◆ Written request ◆
Would you return all of this data exactly, leaving nothing out?

◆ Given information ◆
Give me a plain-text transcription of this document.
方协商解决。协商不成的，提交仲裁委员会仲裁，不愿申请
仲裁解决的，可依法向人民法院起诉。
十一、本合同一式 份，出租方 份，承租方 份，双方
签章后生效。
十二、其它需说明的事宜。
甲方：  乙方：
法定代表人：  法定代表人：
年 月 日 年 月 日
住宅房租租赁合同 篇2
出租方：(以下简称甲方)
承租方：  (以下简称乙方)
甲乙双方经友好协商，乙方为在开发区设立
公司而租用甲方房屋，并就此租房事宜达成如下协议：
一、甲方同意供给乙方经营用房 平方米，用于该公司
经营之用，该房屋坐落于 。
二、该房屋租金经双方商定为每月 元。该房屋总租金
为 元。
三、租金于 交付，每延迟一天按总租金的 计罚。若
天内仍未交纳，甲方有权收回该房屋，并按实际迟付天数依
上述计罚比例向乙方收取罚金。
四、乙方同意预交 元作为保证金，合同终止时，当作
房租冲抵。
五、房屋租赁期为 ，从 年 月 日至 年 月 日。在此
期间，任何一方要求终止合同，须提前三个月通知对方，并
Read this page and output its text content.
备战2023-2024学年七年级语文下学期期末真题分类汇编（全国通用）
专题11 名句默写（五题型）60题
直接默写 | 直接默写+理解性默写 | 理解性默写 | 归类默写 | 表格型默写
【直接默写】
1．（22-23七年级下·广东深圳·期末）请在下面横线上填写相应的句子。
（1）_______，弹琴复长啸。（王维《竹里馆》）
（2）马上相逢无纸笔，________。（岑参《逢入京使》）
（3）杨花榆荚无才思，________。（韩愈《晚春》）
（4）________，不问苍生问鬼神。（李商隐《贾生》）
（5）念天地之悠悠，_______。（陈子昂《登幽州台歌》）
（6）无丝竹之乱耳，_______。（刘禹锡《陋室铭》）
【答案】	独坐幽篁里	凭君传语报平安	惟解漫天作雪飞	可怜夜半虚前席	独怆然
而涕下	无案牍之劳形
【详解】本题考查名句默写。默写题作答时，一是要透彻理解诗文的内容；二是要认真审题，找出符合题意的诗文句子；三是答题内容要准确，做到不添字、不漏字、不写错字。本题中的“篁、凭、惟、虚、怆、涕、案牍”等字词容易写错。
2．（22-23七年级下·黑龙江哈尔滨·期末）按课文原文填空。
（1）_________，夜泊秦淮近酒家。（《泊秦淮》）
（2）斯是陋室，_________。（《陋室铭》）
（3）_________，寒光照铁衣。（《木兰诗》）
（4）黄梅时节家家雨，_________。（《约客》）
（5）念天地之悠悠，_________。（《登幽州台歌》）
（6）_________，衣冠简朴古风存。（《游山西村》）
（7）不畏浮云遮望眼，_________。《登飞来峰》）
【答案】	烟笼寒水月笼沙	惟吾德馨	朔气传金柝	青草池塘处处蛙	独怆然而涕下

◆ Answer in full ◆
Give me a plain-text transcription of this document.
方协商解决。协商不成的，提交仲裁委员会仲裁，不愿申请
仲裁解决的，可依法向人民法院起诉。
十一、本合同一式 份，出租方 份，承租方 份，双方
签章后生效。
十二、其它需说明的事宜。
甲方：  乙方：
法定代表人：  法定代表人：
年 月 日 年 月 日
住宅房租租赁合同 篇2
出租方：(以下简称甲方)
承租方：  (以下简称乙方)
甲乙双方经友好协商，乙方为在开发区设立
公司而租用甲方房屋，并就此租房事宜达成如下协议：
一、甲方同意供给乙方经营用房 平方米，用于该公司
经营之用，该房屋坐落于 。
二、该房屋租金经双方商定为每月 元。该房屋总租金
为 元。
三、租金于 交付，每延迟一天按总租金的 计罚。若
天内仍未交纳，甲方有权收回该房屋，并按实际迟付天数依
上述计罚比例向乙方收取罚金。
四、乙方同意预交 元作为保证金，合同终止时，当作
房租冲抵。
五、房屋租赁期为 ，从 年 月 日至 年 月 日。在此
期间，任何一方要求终止合同，须提前三个月通知对方，并
Read this page and output its text content.
备战2023-2024学年七年级语文下学期期末真题分类汇编（全国通用）
专题11 名句默写（五题型）60题
直接默写 | 直接默写+理解性默写 | 理解性默写 | 归类默写 | 表格型默写
【直接默写】
1．（22-23七年级下·广东深圳·期末）请在下面横线上填写相应的句子。
（1）_______，弹琴复长啸。（王维《竹里馆》）
（2）马上相逢无纸笔，________。（岑参《逢入京使》）
（3）杨花榆荚无才思，________。（韩愈《晚春》）
（4）________，不问苍生问鬼神。（李商隐《贾生》）
（5）念天地之悠悠，_______。（陈子昂《登幽州台歌》）
（6）无丝竹之乱耳，_______。（刘禹锡《陋室铭》）
【答案】	独坐幽篁里	凭君传语报平安	惟解漫天作雪飞	可怜夜半虚前席	独怆然
而涕下	无案牍之劳形
【详解】本题考查名句默写。默写题作答时，一是要透彻理解诗文的内容；二是要认真审题，找出符合题意的诗文句子；三是答题内容要准确，做到不添字、不漏字、不写错字。本题中的“篁、凭、惟、虚、怆、涕、案牍”等字词容易写错。
2．（22-23七年级下·黑龙江哈尔滨·期末）按课文原文填空。
（1）_________，夜泊秦淮近酒家。（《泊秦淮》）
（2）斯是陋室，_________。（《陋室铭》）
（3）_________，寒光照铁衣。（《木兰诗》）
（4）黄梅时节家家雨，_________。（《约客》）
（5）念天地之悠悠，_________。（《登幽州台歌》）
（6）_________，衣冠简朴古风存。（《游山西村》）
（7）不畏浮云遮望眼，_________。《登飞来峰》）
【答案】	烟笼寒水月笼沙	惟吾德馨	朔气传金柝	青草池塘处处蛙	独怆然而涕下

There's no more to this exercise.